**GOAL**
Extract every line of the material that holds the string "Inside".

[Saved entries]
---*---

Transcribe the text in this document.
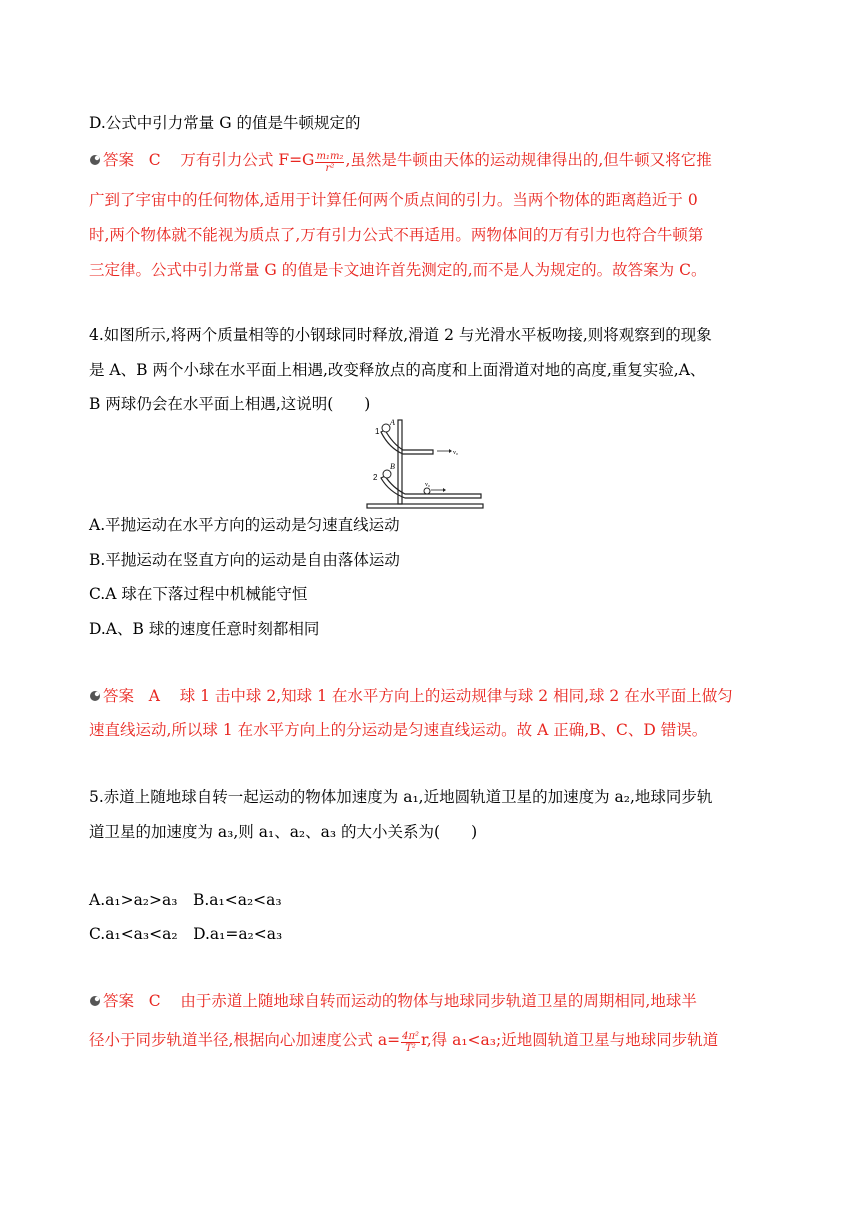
D.公式中引力常量 G 的值是牛顿规定的
答案 C 万有引力公式 $F=G \frac{\text{m₁m₂}}{\text{r²}}$ ,虽然是牛顿由天体的运动规律得出的,但牛顿又将它推
广到了宇宙中的任何物体,适用于计算任何两个质点间的引力。当两个物体的距离趋近于 0
时,两个物体就不能视为质点了,万有引力公式不再适用。两物体间的万有引力也符合牛顿第
三定律。公式中引力常量 G 的值是卡文迪许首先测定的,而不是人为规定的。故答案为 C。
4.如图所示,将两个质量相等的小钢球同时释放,滑道 2 与光滑水平板吻接,则将观察到的现象
是 A、B 两个小球在水平面上相遇,改变释放点的高度和上面滑道对地的高度,重复实验,A、
B 两球仍会在水平面上相遇,这说明(　　)
1
A
v₀
2
B
v₀
A.平抛运动在水平方向的运动是匀速直线运动
B.平抛运动在竖直方向的运动是自由落体运动
C.A 球在下落过程中机械能守恒
D.A、B 球的速度任意时刻都相同
答案 A 球 1 击中球 2,知球 1 在水平方向上的运动规律与球 2 相同,球 2 在水平面上做匀
速直线运动,所以球 1 在水平方向上的分运动是匀速直线运动。故 A 正确,B、C、D 错误。
5.赤道上随地球自转一起运动的物体加速度为 a₁,近地圆轨道卫星的加速度为 a₂,地球同步轨
道卫星的加速度为 a₃,则 a₁、a₂、a₃ 的大小关系为(　　)
A.a₁>a₂>a₃　B.a₁<a₂<a₃
C.a₁<a₃<a₂　D.a₁=a₂<a₃
答案 C 由于赤道上随地球自转而运动的物体与地球同步轨道卫星的周期相同,地球半
径小于同步轨道半径,根据向心加速度公式 $a= \frac{\text{4π²}}{\text{T²}} r$,得 a₁<a₃;近地圆轨道卫星与地球同步轨道
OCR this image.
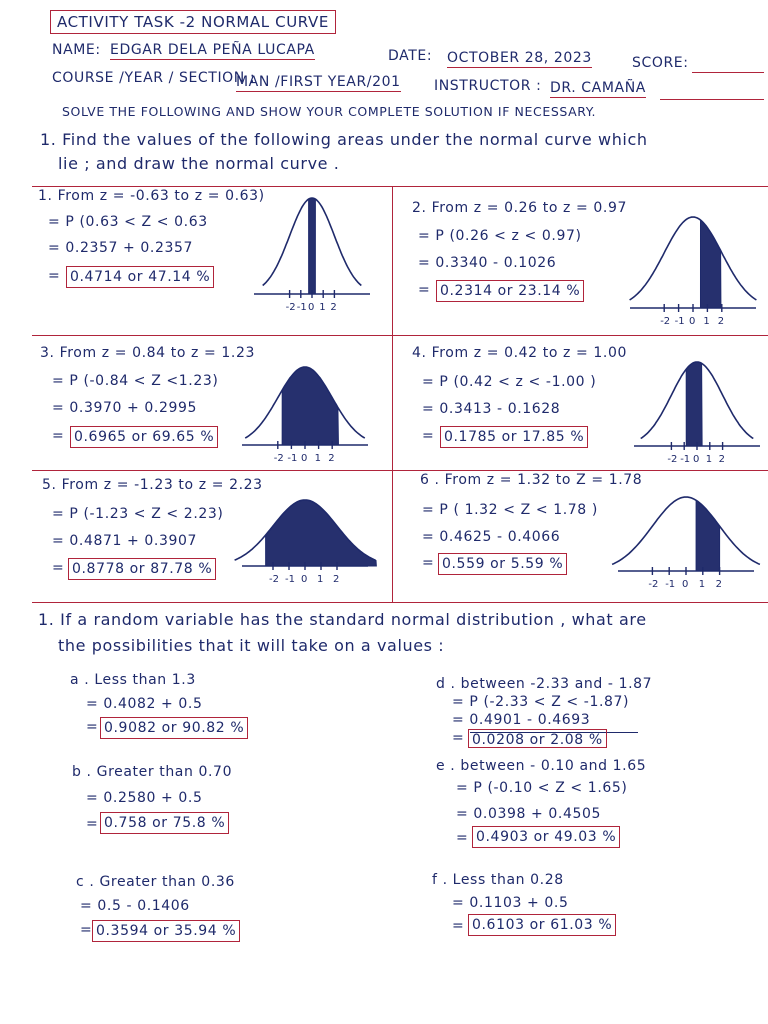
ACTIVITY TASK -2 NORMAL CURVE
NAME: EDGAR DELA PEÑA LUCAPA	DATE: OCTOBER 28, 2023	SCORE:
COURSE /YEAR / SECTION :
MAN /FIRST YEAR/201 INSTRUCTOR : DR. CAMAÑA
SOLVE THE FOLLOWING AND SHOW YOUR COMPLETE SOLUTION IF NECESSARY.
1. Find the values of the following areas under the normal curve which
lie ; and draw the normal curve .
1. From z = -0.63 to z = 0.63)
= P (0.63 < Z < 0.63
= 0.2357 + 0.2357
= 0.4714 or 47.14 %
2. From z = 0.26 to z = 0.97
= P (0.26 < z < 0.97)
= 0.3340 - 0.1026
= 0.2314 or 23.14 %
3. From z = 0.84 to z = 1.23
= P (-0.84 < Z <1.23)
= 0.3970 + 0.2995
= 0.6965 or 69.65 %
4. From z = 0.42 to z = 1.00
= P (0.42 < z < -1.00 )
= 0.3413 - 0.1628
= 0.1785 or 17.85 %
5. From z = -1.23 to z = 2.23
= P (-1.23 < Z < 2.23)
= 0.4871 + 0.3907
= 0.8778 or 87.78 %
6 . From z = 1.32 to Z = 1.78
= P ( 1.32 < Z < 1.78 )
= 0.4625 - 0.4066
= 0.559 or 5.59 %
-2 -1 0 1 2
-2 -1 0 1 2
-2 -1 0 1 2	-2 -1 0 1 2
-2 -1 0 1 2	-2 -1 0 1 2
1. If a random variable has the standard normal distribution , what are
the possibilities that it will take on a values :
a . Less than 1.3
= 0.4082 + 0.5
= 0.9082 or 90.82 %
b . Greater than 0.70
= 0.2580 + 0.5
= 0.758 or 75.8 %
c . Greater than 0.36
= 0.5 - 0.1406
= 0.3594 or 35.94 %
d . between -2.33 and - 1.87
= P (-2.33 < Z < -1.87)
= 0.4901 - 0.4693
= 0.0208 or 2.08 %
e . between - 0.10 and 1.65
= P (-0.10 < Z < 1.65)
= 0.0398 + 0.4505
= 0.4903 or 49.03 %
f . Less than 0.28
= 0.1103 + 0.5
= 0.6103 or 61.03 %
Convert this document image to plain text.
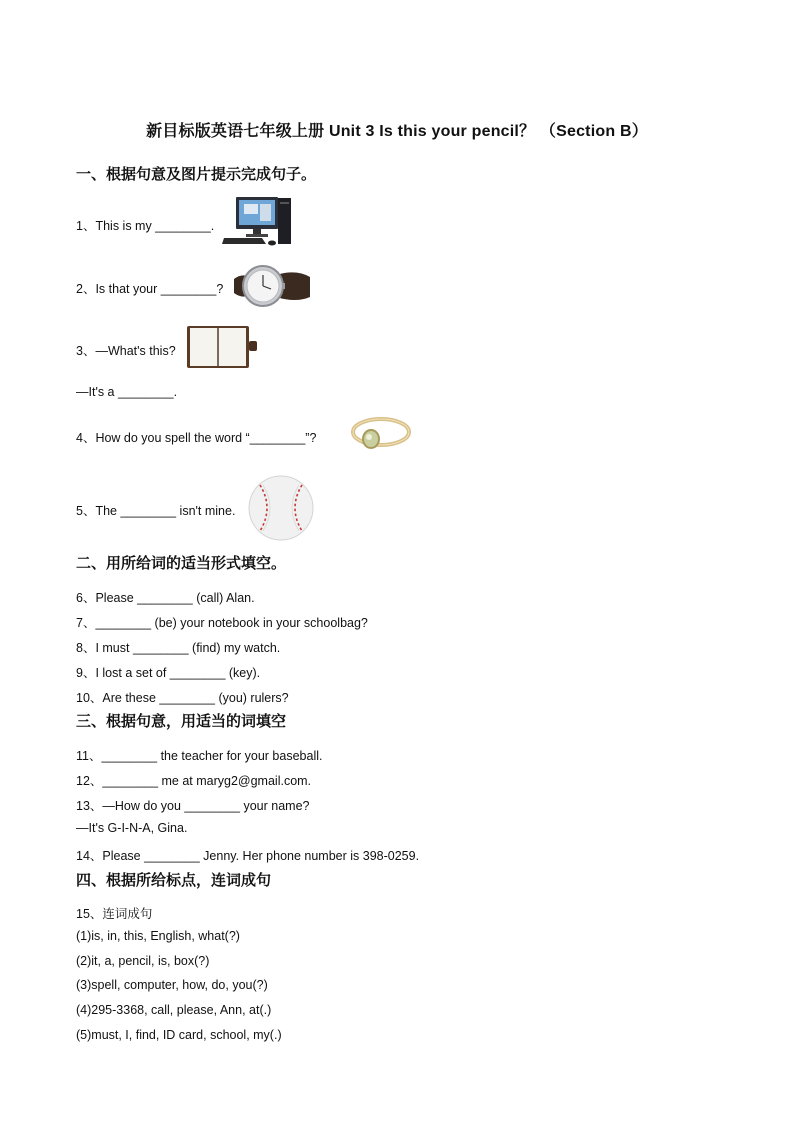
新目标版英语七年级上册 Unit 3 Is this your pencil？ （Section B）
一、根据句意及图片提示完成句子。
1、This is my ________.
2、Is that your ________?
3、—What's this?
—It's a ________.
4、How do you spell the word “________”?
5、The ________ isn't mine.
二、用所给词的适当形式填空。
6、Please ________ (call) Alan.
7、________ (be) your notebook in your schoolbag?
8、I must ________ (find) my watch.
9、I lost a set of ________ (key).
10、Are these ________ (you) rulers?
三、根据句意，用适当的词填空
11、________ the teacher for your baseball.
12、________ me at maryg2@gmail.com.
13、—How do you ________ your name?
—It's G-I-N-A, Gina.
14、Please ________ Jenny. Her phone number is 398-0259.
四、根据所给标点，连词成句
15、连词成句
(1)is, in, this, English, what(?)
(2)it, a, pencil, is, box(?)
(3)spell, computer, how, do, you(?)
(4)295-3368, call, please, Ann, at(.)
(5)must, I, find, ID card, school, my(.)
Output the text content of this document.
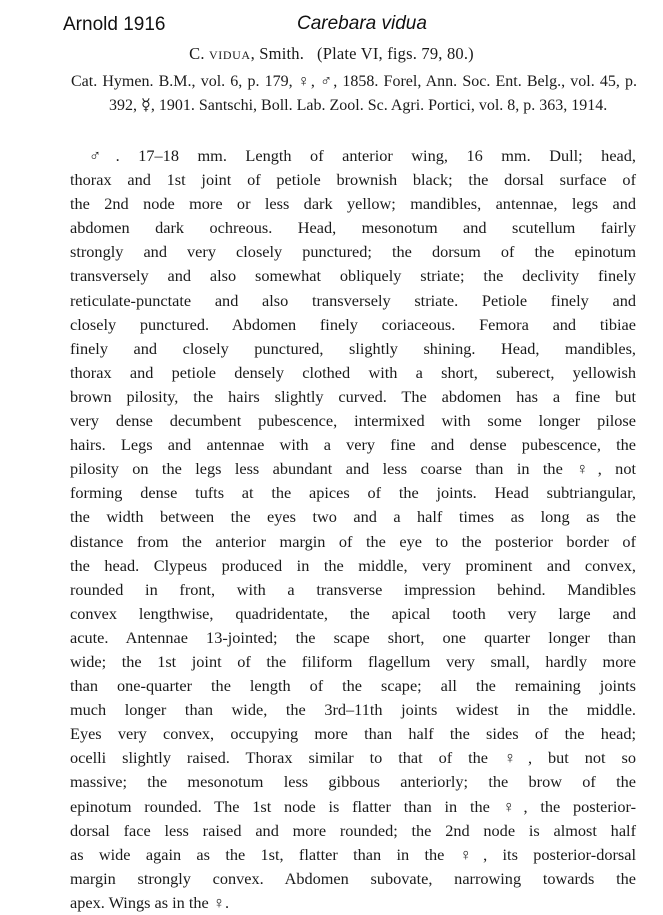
Arnold 1916	Carebara vidua
C. vidua, Smith.   (Plate VI, figs. 79, 80.)
Cat. Hymen. B.M., vol. 6, p. 179, ♀, ♂, 1858. Forel, Ann. Soc. Ent. Belg., vol. 45, p. 392, ☿, 1901. Santschi, Boll. Lab. Zool. Sc. Agri. Portici, vol. 8, p. 363, 1914.
♂. 17–18 mm. Length of anterior wing, 16 mm. Dull; head,
thorax and 1st joint of petiole brownish black; the dorsal surface of
the 2nd node more or less dark yellow; mandibles, antennae, legs and
abdomen dark ochreous. Head, mesonotum and scutellum fairly
strongly and very closely punctured; the dorsum of the epinotum
transversely and also somewhat obliquely striate; the declivity finely
reticulate-punctate and also transversely striate. Petiole finely and
closely punctured. Abdomen finely coriaceous. Femora and tibiae
finely and closely punctured, slightly shining. Head, mandibles,
thorax and petiole densely clothed with a short, suberect, yellowish
brown pilosity, the hairs slightly curved. The abdomen has a fine but
very dense decumbent pubescence, intermixed with some longer pilose
hairs. Legs and antennae with a very fine and dense pubescence, the
pilosity on the legs less abundant and less coarse than in the ♀, not
forming dense tufts at the apices of the joints. Head subtriangular,
the width between the eyes two and a half times as long as the
distance from the anterior margin of the eye to the posterior border of
the head. Clypeus produced in the middle, very prominent and convex,
rounded in front, with a transverse impression behind. Mandibles
convex lengthwise, quadridentate, the apical tooth very large and
acute. Antennae 13-jointed; the scape short, one quarter longer than
wide; the 1st joint of the filiform flagellum very small, hardly more
than one-quarter the length of the scape; all the remaining joints
much longer than wide, the 3rd–11th joints widest in the middle.
Eyes very convex, occupying more than half the sides of the head;
ocelli slightly raised. Thorax similar to that of the ♀, but not so
massive; the mesonotum less gibbous anteriorly; the brow of the
epinotum rounded. The 1st node is flatter than in the ♀, the posterior-
dorsal face less raised and more rounded; the 2nd node is almost half
as wide again as the 1st, flatter than in the ♀, its posterior-dorsal
margin strongly convex. Abdomen subovate, narrowing towards the
apex. Wings as in the ♀.
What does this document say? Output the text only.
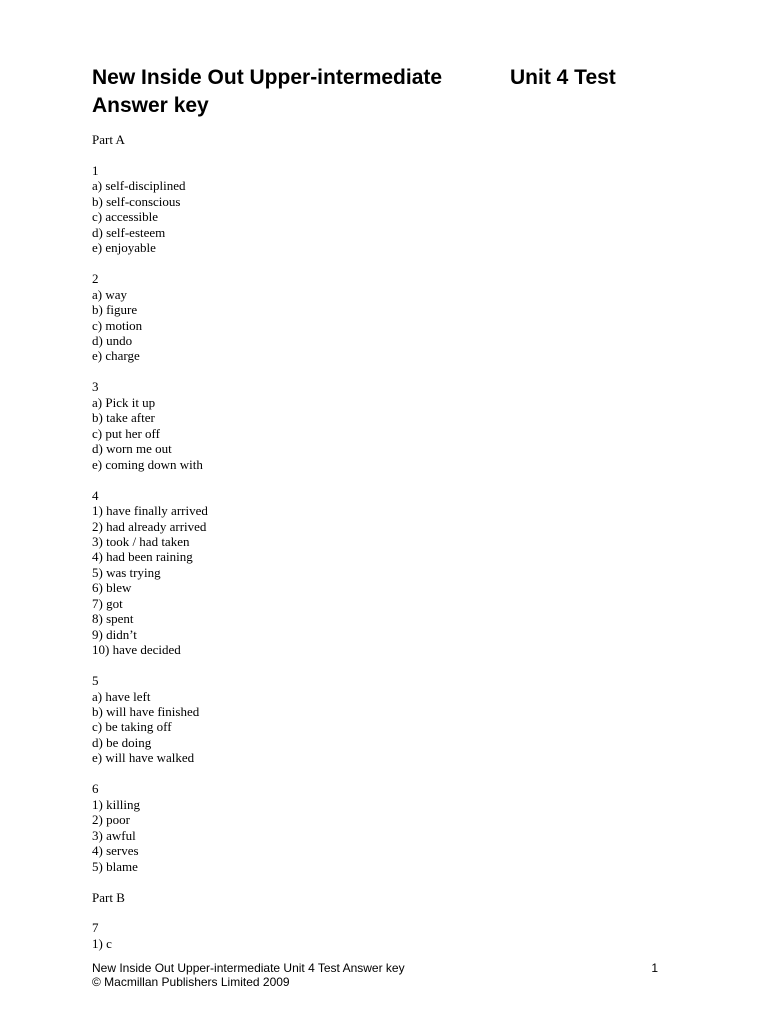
New Inside Out Upper-intermediate	Unit 4 Test
Answer key
Part A
1
a) self-disciplined
b) self-conscious
c) accessible
d) self-esteem
e) enjoyable
2
a) way
b) figure
c) motion
d) undo
e) charge
3
a) Pick it up
b) take after
c) put her off
d) worn me out
e) coming down with
4
1) have finally arrived
2) had already arrived
3) took / had taken
4) had been raining
5) was trying
6) blew
7) got
8) spent
9) didn’t
10) have decided
5
a) have left
b) will have finished
c) be taking off
d) be doing
e) will have walked
6
1) killing
2) poor
3) awful
4) serves
5) blame
Part B
7
1) c
New Inside Out Upper-intermediate Unit 4 Test Answer key
© Macmillan Publishers Limited 2009
1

---*---

**SOLUTION TO THIS TASK**
New Inside Out Upper-intermediate	Unit 4 Test
New Inside Out Upper-intermediate Unit 4 Test Answer key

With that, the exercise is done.